══ Provided records ══

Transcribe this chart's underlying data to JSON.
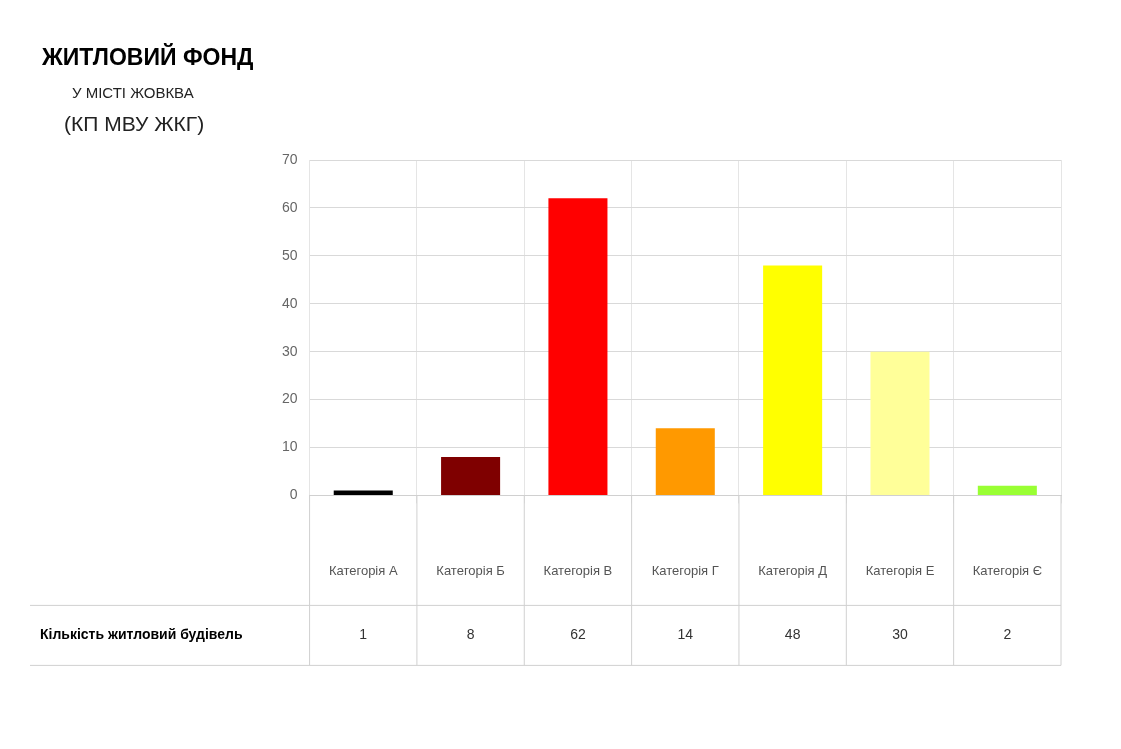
{
  "chart_data": {
    "type": "bar",
    "title": "ЖИТЛОВИЙ ФОНД",
    "subtitle": "У МІСТІ ЖОВКВА",
    "annotations": [
      "(КП МВУ ЖКГ)"
    ],
    "categories": [
      "Категорія А",
      "Категорія Б",
      "Категорія В",
      "Категорія Г",
      "Категорія Д",
      "Категорія Е",
      "Категорія Є"
    ],
    "series": [
      {
        "name": "Кількість житловий будівель",
        "colors": [
          "#000000",
          "#7f0000",
          "#ff0000",
          "#ff9900",
          "#ffff00",
          "#ffff99",
          "#99ff33"
        ],
        "values": [
          1,
          8,
          62,
          14,
          48,
          30,
          2
        ]
      }
    ],
    "ylim": [
      0,
      70
    ],
    "yticks": [
      0,
      10,
      20,
      30,
      40,
      50,
      60,
      70
    ],
    "grid": true,
    "legend": false,
    "data_labels": true
  }
}
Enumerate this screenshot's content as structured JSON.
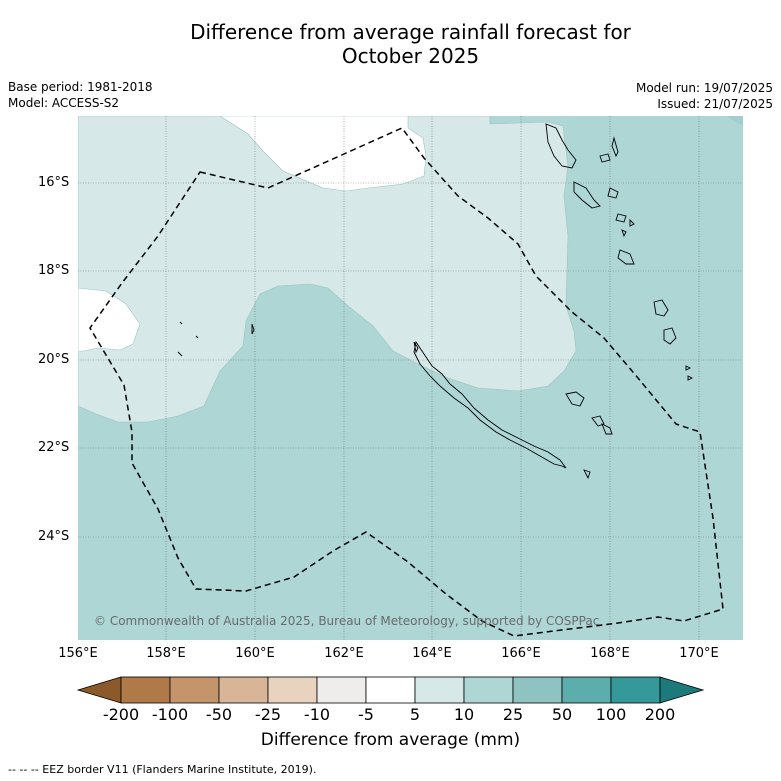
{
  "title_line1": "Difference from average rainfall forecast for",
  "title_line2": "October 2025",
  "base_period": "Base period: 1981-2018",
  "model": "Model: ACCESS-S2",
  "model_run": "Model run: 19/07/2025",
  "issued": "Issued: 21/07/2025",
  "lat_labels": [
    "16°S",
    "18°S",
    "20°S",
    "22°S",
    "24°S"
  ],
  "lon_labels": [
    "156°E",
    "158°E",
    "160°E",
    "162°E",
    "164°E",
    "166°E",
    "168°E",
    "170°E"
  ],
  "copyright": "© Commonwealth of Australia 2025, Bureau of Meteorology, supported by COSPPac",
  "colorbar": {
    "ticks": [
      "-200",
      "-100",
      "-50",
      "-25",
      "-10",
      "-5",
      "5",
      "10",
      "25",
      "50",
      "100",
      "200"
    ],
    "colors": [
      "#8c5a2a",
      "#b07a48",
      "#c4956a",
      "#d7b596",
      "#e8d3bf",
      "#efedeb",
      "#ffffff",
      "#d6e8e7",
      "#add6d5",
      "#8fc3c1",
      "#5caeac",
      "#35999a",
      "#1d7a7a"
    ],
    "label": "Difference from average (mm)"
  },
  "legend_note": "--  --  -- EEZ border V11 (Flanders Marine Institute, 2019)."
}
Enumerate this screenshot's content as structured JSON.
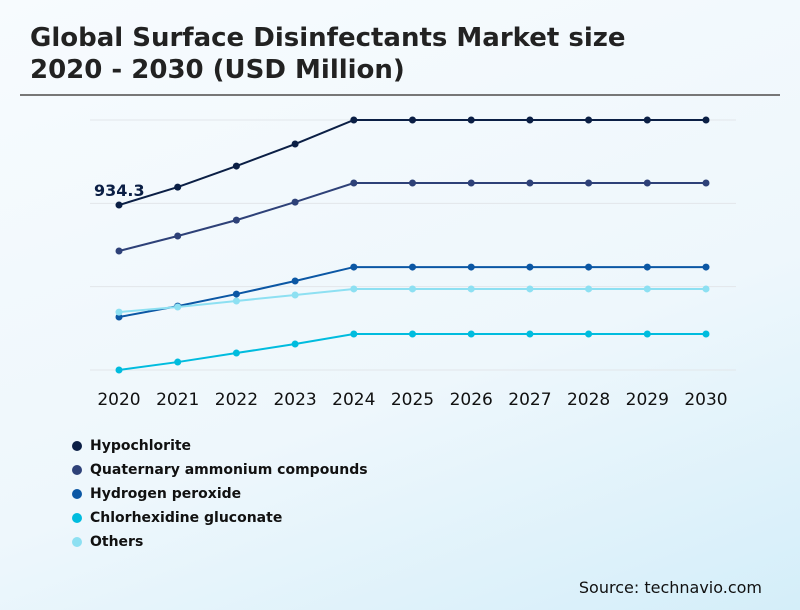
{
  "title_line1": "Global Surface Disinfectants Market size",
  "title_line2": "2020 - 2030 (USD Million)",
  "source": "Source: technavio.com",
  "chart_data": {
    "type": "line",
    "title": "Global Surface Disinfectants Market size 2020 - 2030 (USD Million)",
    "x": [
      "2020",
      "2021",
      "2022",
      "2023",
      "2024",
      "2025",
      "2026",
      "2027",
      "2028",
      "2029",
      "2030"
    ],
    "ylim": [
      0,
      1416
    ],
    "grid": true,
    "legend": "bottom-left",
    "annotation": "934.3",
    "series": [
      {
        "name": "Hypochlorite",
        "color": "#0b1f45",
        "values": [
          934.3,
          1036,
          1155,
          1280,
          1416,
          1416,
          1416,
          1416,
          1416,
          1416,
          1416
        ]
      },
      {
        "name": "Quaternary ammonium compounds",
        "color": "#2e4178",
        "values": [
          674,
          759,
          849,
          951,
          1059,
          1059,
          1059,
          1059,
          1059,
          1059,
          1059
        ]
      },
      {
        "name": "Hydrogen peroxide",
        "color": "#0b57a4",
        "values": [
          300,
          362,
          430,
          504,
          583,
          583,
          583,
          583,
          583,
          583,
          583
        ]
      },
      {
        "name": "Chlorhexidine gluconate",
        "color": "#00bcde",
        "values": [
          0,
          45,
          96,
          147,
          204,
          204,
          204,
          204,
          204,
          204,
          204
        ]
      },
      {
        "name": "Others",
        "color": "#8de0f2",
        "values": [
          328,
          357,
          391,
          425,
          459,
          459,
          459,
          459,
          459,
          459,
          459
        ]
      }
    ]
  }
}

═══

**Task to carry out**:
Identify and extract each line of the listing that contains "average".

**Worked solution**:
  "title_line1": "Difference from average rainfall forecast for",
    "label": "Difference from average (mm)"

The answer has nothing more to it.